## DATASET RECORDS
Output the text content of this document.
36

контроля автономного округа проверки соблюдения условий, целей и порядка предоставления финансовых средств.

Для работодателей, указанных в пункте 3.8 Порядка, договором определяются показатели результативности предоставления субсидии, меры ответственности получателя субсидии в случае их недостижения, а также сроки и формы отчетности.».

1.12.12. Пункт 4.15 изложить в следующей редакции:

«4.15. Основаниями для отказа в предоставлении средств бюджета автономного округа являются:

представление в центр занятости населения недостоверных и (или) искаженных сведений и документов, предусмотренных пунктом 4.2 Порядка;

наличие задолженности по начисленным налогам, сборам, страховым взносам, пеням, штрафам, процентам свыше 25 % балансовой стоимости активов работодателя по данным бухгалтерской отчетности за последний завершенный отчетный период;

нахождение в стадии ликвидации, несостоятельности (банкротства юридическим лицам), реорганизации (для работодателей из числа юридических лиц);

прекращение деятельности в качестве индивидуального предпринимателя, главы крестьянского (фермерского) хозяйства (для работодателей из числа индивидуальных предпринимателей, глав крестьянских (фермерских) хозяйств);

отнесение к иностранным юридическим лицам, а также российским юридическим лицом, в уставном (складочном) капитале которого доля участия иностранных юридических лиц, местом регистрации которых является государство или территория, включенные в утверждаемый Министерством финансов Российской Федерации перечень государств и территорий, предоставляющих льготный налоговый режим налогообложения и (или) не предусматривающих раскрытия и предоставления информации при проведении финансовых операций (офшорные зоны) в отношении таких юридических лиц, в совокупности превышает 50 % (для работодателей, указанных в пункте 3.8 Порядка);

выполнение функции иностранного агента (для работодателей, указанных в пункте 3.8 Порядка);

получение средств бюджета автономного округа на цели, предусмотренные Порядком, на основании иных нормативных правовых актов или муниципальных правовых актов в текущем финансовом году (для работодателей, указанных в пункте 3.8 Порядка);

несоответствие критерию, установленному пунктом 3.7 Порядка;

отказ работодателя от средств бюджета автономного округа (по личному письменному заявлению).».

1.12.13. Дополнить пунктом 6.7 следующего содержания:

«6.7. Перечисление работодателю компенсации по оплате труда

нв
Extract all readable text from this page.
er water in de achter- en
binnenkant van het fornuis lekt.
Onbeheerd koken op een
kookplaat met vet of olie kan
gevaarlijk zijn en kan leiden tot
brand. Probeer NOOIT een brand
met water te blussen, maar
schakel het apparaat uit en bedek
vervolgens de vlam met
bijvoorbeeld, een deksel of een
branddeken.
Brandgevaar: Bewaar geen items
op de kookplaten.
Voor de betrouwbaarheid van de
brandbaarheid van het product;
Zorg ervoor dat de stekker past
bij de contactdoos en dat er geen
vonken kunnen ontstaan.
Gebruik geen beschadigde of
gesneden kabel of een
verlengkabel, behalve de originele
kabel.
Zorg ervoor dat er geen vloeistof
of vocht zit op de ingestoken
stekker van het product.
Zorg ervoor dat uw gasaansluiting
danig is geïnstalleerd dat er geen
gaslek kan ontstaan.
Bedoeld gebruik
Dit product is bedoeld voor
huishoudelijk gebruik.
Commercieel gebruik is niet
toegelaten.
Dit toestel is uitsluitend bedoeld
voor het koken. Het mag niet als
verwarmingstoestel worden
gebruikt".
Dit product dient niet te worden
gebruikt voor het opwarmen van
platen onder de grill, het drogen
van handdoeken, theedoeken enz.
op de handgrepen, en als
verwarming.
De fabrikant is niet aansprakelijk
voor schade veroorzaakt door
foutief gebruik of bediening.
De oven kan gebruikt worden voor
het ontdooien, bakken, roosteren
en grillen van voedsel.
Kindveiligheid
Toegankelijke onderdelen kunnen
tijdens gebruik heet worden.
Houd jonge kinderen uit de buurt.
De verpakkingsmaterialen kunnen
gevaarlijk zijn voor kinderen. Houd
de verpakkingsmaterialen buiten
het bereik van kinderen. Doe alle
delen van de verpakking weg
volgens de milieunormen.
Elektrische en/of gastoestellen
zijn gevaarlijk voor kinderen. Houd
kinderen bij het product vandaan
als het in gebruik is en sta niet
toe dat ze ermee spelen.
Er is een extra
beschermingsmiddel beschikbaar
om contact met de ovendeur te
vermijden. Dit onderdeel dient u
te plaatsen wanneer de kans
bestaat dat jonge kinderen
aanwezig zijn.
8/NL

## GOAL OF THE EXERCISE
All of the entries above need to be reproduced exactly.

## TASK ANSWER
Output the text content of this document.
36

контроля автономного округа проверки соблюдения условий, целей и порядка предоставления финансовых средств.

Для работодателей, указанных в пункте 3.8 Порядка, договором определяются показатели результативности предоставления субсидии, меры ответственности получателя субсидии в случае их недостижения, а также сроки и формы отчетности.».

1.12.12. Пункт 4.15 изложить в следующей редакции:

«4.15. Основаниями для отказа в предоставлении средств бюджета автономного округа являются:

представление в центр занятости населения недостоверных и (или) искаженных сведений и документов, предусмотренных пунктом 4.2 Порядка;

наличие задолженности по начисленным налогам, сборам, страховым взносам, пеням, штрафам, процентам свыше 25 % балансовой стоимости активов работодателя по данным бухгалтерской отчетности за последний завершенный отчетный период;

нахождение в стадии ликвидации, несостоятельности (банкротства юридическим лицам), реорганизации (для работодателей из числа юридических лиц);

прекращение деятельности в качестве индивидуального предпринимателя, главы крестьянского (фермерского) хозяйства (для работодателей из числа индивидуальных предпринимателей, глав крестьянских (фермерских) хозяйств);

отнесение к иностранным юридическим лицам, а также российским юридическим лицом, в уставном (складочном) капитале которого доля участия иностранных юридических лиц, местом регистрации которых является государство или территория, включенные в утверждаемый Министерством финансов Российской Федерации перечень государств и территорий, предоставляющих льготный налоговый режим налогообложения и (или) не предусматривающих раскрытия и предоставления информации при проведении финансовых операций (офшорные зоны) в отношении таких юридических лиц, в совокупности превышает 50 % (для работодателей, указанных в пункте 3.8 Порядка);

выполнение функции иностранного агента (для работодателей, указанных в пункте 3.8 Порядка);

получение средств бюджета автономного округа на цели, предусмотренные Порядком, на основании иных нормативных правовых актов или муниципальных правовых актов в текущем финансовом году (для работодателей, указанных в пункте 3.8 Порядка);

несоответствие критерию, установленному пунктом 3.7 Порядка;

отказ работодателя от средств бюджета автономного округа (по личному письменному заявлению).».

1.12.13. Дополнить пунктом 6.7 следующего содержания:

«6.7. Перечисление работодателю компенсации по оплате труда

нв
Extract all readable text from this page.
er water in de achter- en
binnenkant van het fornuis lekt.
Onbeheerd koken op een
kookplaat met vet of olie kan
gevaarlijk zijn en kan leiden tot
brand. Probeer NOOIT een brand
met water te blussen, maar
schakel het apparaat uit en bedek
vervolgens de vlam met
bijvoorbeeld, een deksel of een
branddeken.
Brandgevaar: Bewaar geen items
op de kookplaten.
Voor de betrouwbaarheid van de
brandbaarheid van het product;
Zorg ervoor dat de stekker past
bij de contactdoos en dat er geen
vonken kunnen ontstaan.
Gebruik geen beschadigde of
gesneden kabel of een
verlengkabel, behalve de originele
kabel.
Zorg ervoor dat er geen vloeistof
of vocht zit op de ingestoken
stekker van het product.
Zorg ervoor dat uw gasaansluiting
danig is geïnstalleerd dat er geen
gaslek kan ontstaan.
Bedoeld gebruik
Dit product is bedoeld voor
huishoudelijk gebruik.
Commercieel gebruik is niet
toegelaten.
Dit toestel is uitsluitend bedoeld
voor het koken. Het mag niet als
verwarmingstoestel worden
gebruikt".
Dit product dient niet te worden
gebruikt voor het opwarmen van
platen onder de grill, het drogen
van handdoeken, theedoeken enz.
op de handgrepen, en als
verwarming.
De fabrikant is niet aansprakelijk
voor schade veroorzaakt door
foutief gebruik of bediening.
De oven kan gebruikt worden voor
het ontdooien, bakken, roosteren
en grillen van voedsel.
Kindveiligheid
Toegankelijke onderdelen kunnen
tijdens gebruik heet worden.
Houd jonge kinderen uit de buurt.
De verpakkingsmaterialen kunnen
gevaarlijk zijn voor kinderen. Houd
de verpakkingsmaterialen buiten
het bereik van kinderen. Doe alle
delen van de verpakking weg
volgens de milieunormen.
Elektrische en/of gastoestellen
zijn gevaarlijk voor kinderen. Houd
kinderen bij het product vandaan
als het in gebruik is en sta niet
toe dat ze ermee spelen.
Er is een extra
beschermingsmiddel beschikbaar
om contact met de ovendeur te
vermijden. Dit onderdeel dient u
te plaatsen wanneer de kans
bestaat dat jonge kinderen
aanwezig zijn.
8/NL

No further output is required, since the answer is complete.